— START OF Listed entries —

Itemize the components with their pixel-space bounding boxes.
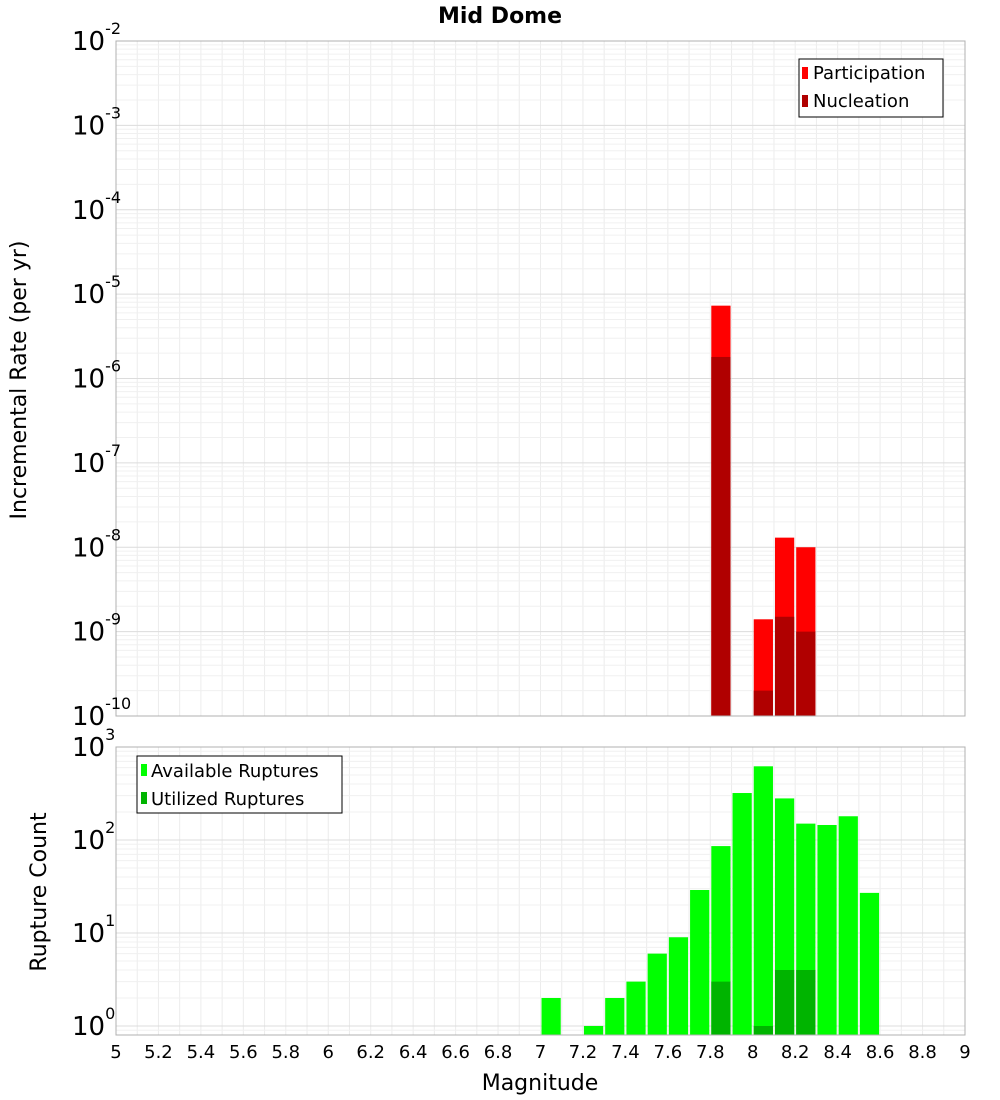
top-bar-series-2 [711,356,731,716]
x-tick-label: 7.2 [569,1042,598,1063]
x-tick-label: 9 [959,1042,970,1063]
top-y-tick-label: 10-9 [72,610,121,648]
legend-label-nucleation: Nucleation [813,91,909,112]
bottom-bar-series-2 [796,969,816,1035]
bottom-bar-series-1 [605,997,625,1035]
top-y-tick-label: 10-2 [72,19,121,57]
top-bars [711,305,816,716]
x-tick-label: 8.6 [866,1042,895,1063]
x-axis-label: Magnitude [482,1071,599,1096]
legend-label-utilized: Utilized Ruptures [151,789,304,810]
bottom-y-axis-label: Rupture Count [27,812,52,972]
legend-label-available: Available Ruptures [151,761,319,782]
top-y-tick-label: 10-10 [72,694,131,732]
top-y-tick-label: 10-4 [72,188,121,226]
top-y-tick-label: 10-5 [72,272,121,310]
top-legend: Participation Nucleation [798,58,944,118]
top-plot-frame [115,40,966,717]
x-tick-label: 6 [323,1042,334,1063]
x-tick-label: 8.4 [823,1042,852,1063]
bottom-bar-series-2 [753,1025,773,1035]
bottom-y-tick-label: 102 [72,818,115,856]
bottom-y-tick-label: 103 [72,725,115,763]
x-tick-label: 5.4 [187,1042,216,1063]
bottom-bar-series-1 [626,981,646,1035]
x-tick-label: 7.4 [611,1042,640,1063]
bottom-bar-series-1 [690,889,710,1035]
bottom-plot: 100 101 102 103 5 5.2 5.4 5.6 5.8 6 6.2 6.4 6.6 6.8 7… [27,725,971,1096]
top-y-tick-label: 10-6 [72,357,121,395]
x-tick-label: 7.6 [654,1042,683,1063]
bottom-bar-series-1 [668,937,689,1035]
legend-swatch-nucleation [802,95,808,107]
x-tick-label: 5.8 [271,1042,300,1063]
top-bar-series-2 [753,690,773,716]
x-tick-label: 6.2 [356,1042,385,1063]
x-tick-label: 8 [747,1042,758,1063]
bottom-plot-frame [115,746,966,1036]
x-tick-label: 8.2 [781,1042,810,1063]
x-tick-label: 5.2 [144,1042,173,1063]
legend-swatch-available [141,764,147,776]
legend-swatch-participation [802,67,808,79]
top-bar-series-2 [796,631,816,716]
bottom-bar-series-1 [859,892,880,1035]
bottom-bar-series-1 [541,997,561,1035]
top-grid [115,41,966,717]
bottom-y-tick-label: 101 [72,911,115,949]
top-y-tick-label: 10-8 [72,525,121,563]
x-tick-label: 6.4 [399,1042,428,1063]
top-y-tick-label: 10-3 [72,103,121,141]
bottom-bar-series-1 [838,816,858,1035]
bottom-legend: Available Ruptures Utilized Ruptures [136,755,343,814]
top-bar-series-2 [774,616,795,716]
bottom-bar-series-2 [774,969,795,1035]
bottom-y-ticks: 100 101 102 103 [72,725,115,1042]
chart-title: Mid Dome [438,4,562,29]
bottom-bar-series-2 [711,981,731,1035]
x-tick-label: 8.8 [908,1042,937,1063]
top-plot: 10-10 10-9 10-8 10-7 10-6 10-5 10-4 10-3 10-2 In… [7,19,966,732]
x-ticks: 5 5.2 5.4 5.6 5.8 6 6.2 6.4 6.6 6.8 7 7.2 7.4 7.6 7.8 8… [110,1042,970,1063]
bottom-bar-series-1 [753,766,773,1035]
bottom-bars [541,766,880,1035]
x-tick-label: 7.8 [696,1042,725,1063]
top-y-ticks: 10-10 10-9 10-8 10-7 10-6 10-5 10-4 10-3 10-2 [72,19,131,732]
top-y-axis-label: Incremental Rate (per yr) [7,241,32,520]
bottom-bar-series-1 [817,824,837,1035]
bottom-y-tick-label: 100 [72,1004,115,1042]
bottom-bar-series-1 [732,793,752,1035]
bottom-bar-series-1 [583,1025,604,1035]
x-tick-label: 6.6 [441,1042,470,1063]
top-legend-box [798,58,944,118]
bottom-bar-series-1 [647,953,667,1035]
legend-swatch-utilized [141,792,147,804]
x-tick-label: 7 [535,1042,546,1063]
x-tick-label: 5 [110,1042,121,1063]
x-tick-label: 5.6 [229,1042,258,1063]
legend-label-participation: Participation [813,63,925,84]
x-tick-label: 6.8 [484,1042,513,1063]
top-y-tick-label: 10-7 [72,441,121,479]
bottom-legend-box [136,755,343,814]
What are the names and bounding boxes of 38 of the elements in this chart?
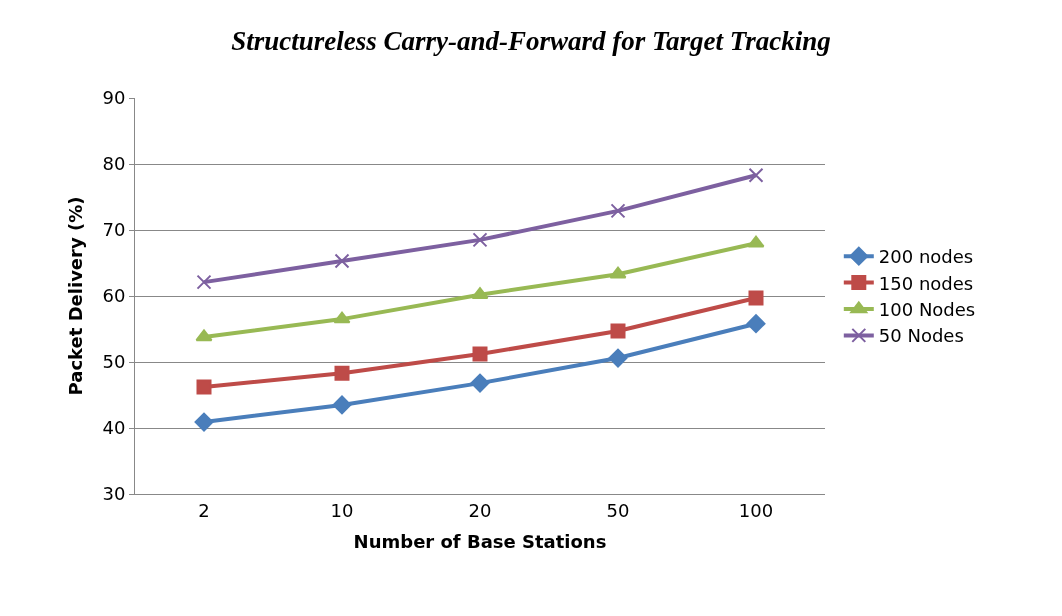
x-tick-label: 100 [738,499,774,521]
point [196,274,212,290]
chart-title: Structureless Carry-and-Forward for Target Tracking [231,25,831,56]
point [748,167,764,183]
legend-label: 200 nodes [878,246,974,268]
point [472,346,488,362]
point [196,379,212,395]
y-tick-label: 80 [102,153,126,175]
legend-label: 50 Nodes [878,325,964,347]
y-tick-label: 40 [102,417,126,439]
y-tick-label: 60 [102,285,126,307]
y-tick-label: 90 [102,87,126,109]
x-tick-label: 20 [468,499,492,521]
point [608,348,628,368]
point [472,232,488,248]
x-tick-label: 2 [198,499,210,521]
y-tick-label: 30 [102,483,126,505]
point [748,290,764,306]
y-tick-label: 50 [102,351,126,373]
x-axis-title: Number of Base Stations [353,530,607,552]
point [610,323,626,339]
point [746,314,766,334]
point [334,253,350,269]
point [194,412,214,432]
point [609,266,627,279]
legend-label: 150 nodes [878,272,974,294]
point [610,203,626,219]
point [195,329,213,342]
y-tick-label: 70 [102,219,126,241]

— END OF Listed entries —

▸ **What you should do**
Copy out all of the items above, swapping "Ruptures" for "Events" everywhere it appears and keeping everything else the same. Leave out the pictures.

▸ **The reply**
Itemize the components with their pixel-space bounding boxes.
top-bar-series-2 [711,356,731,716]
x-tick-label: 7.2 [569,1042,598,1063]
x-tick-label: 9 [959,1042,970,1063]
top-y-tick-label: 10-9 [72,610,121,648]
legend-label-nucleation: Nucleation [813,91,909,112]
bottom-bar-series-2 [796,969,816,1035]
bottom-bar-series-1 [605,997,625,1035]
top-y-tick-label: 10-2 [72,19,121,57]
top-bars [711,305,816,716]
x-tick-label: 8.6 [866,1042,895,1063]
x-axis-label: Magnitude [482,1071,599,1096]
legend-label-utilized: Utilized Events [151,789,304,810]
bottom-y-axis-label: Rupture Count [27,812,52,972]
legend-label-available: Available Events [151,761,319,782]
top-y-tick-label: 10-10 [72,694,131,732]
top-y-tick-label: 10-4 [72,188,121,226]
top-y-tick-label: 10-5 [72,272,121,310]
top-legend: Participation Nucleation [798,58,944,118]
top-plot-frame [115,40,966,717]
x-tick-label: 6 [323,1042,334,1063]
x-tick-label: 8.4 [823,1042,852,1063]
bottom-bar-series-2 [753,1025,773,1035]
bottom-y-tick-label: 102 [72,818,115,856]
bottom-y-tick-label: 103 [72,725,115,763]
x-tick-label: 5.4 [187,1042,216,1063]
bottom-bar-series-1 [626,981,646,1035]
x-tick-label: 7.4 [611,1042,640,1063]
bottom-bar-series-1 [690,889,710,1035]
bottom-plot: 100 101 102 103 5 5.2 5.4 5.6 5.8 6 6.2 6.4 6.6 6.8 7… [27,725,971,1096]
top-y-tick-label: 10-6 [72,357,121,395]
x-tick-label: 7.6 [654,1042,683,1063]
bottom-bar-series-1 [668,937,689,1035]
legend-swatch-nucleation [802,95,808,107]
x-tick-label: 5.8 [271,1042,300,1063]
top-bar-series-2 [753,690,773,716]
x-tick-label: 6.2 [356,1042,385,1063]
x-tick-label: 8 [747,1042,758,1063]
bottom-plot-frame [115,746,966,1036]
x-tick-label: 8.2 [781,1042,810,1063]
x-tick-label: 5.2 [144,1042,173,1063]
legend-swatch-available [141,764,147,776]
legend-swatch-participation [802,67,808,79]
top-bar-series-2 [796,631,816,716]
bottom-bar-series-1 [859,892,880,1035]
bottom-bar-series-1 [541,997,561,1035]
top-grid [115,41,966,717]
bottom-y-tick-label: 101 [72,911,115,949]
top-y-tick-label: 10-8 [72,525,121,563]
x-tick-label: 6.4 [399,1042,428,1063]
top-y-tick-label: 10-3 [72,103,121,141]
bottom-bar-series-1 [838,816,858,1035]
bottom-legend: Available Events Utilized Events [136,755,343,814]
top-bar-series-2 [774,616,795,716]
bottom-bar-series-2 [774,969,795,1035]
bottom-y-ticks: 100 101 102 103 [72,725,115,1042]
chart-title: Mid Dome [438,4,562,29]
bottom-bar-series-2 [711,981,731,1035]
x-tick-label: 8.8 [908,1042,937,1063]
top-plot: 10-10 10-9 10-8 10-7 10-6 10-5 10-4 10-3 10-2 In… [7,19,966,732]
x-ticks: 5 5.2 5.4 5.6 5.8 6 6.2 6.4 6.6 6.8 7 7.2 7.4 7.6 7.8 8… [110,1042,970,1063]
bottom-bar-series-1 [753,766,773,1035]
bottom-bars [541,766,880,1035]
x-tick-label: 7.8 [696,1042,725,1063]
top-y-ticks: 10-10 10-9 10-8 10-7 10-6 10-5 10-4 10-3 10-2 [72,19,131,732]
top-y-axis-label: Incremental Rate (per yr) [7,241,32,520]
bottom-bar-series-1 [817,824,837,1035]
bottom-y-tick-label: 100 [72,1004,115,1042]
bottom-bar-series-1 [732,793,752,1035]
bottom-bar-series-1 [583,1025,604,1035]
x-tick-label: 6.6 [441,1042,470,1063]
top-legend-box [798,58,944,118]
bottom-bar-series-1 [647,953,667,1035]
legend-swatch-utilized [141,792,147,804]
x-tick-label: 7 [535,1042,546,1063]
x-tick-label: 5 [110,1042,121,1063]
x-tick-label: 5.6 [229,1042,258,1063]
legend-label-participation: Participation [813,63,925,84]
x-tick-label: 6.8 [484,1042,513,1063]
top-y-tick-label: 10-7 [72,441,121,479]
bottom-legend-box [136,755,343,814]
What are the names and bounding boxes of 38 of the elements in this chart?
x-tick-label: 100 [738,499,774,521]
point [196,274,212,290]
chart-title: Structureless Carry-and-Forward for Target Tracking [231,25,831,56]
point [748,167,764,183]
legend-label: 200 nodes [878,246,974,268]
point [472,346,488,362]
point [196,379,212,395]
y-tick-label: 80 [102,153,126,175]
legend-label: 50 Nodes [878,325,964,347]
y-tick-label: 40 [102,417,126,439]
y-tick-label: 60 [102,285,126,307]
y-tick-label: 90 [102,87,126,109]
x-tick-label: 20 [468,499,492,521]
point [608,348,628,368]
point [472,232,488,248]
x-tick-label: 2 [198,499,210,521]
y-tick-label: 30 [102,483,126,505]
point [748,290,764,306]
y-tick-label: 50 [102,351,126,373]
x-axis-title: Number of Base Stations [353,530,607,552]
point [610,323,626,339]
point [746,314,766,334]
point [334,253,350,269]
point [194,412,214,432]
point [609,266,627,279]
legend-label: 150 nodes [878,272,974,294]
point [610,203,626,219]
point [195,329,213,342]
y-tick-label: 70 [102,219,126,241]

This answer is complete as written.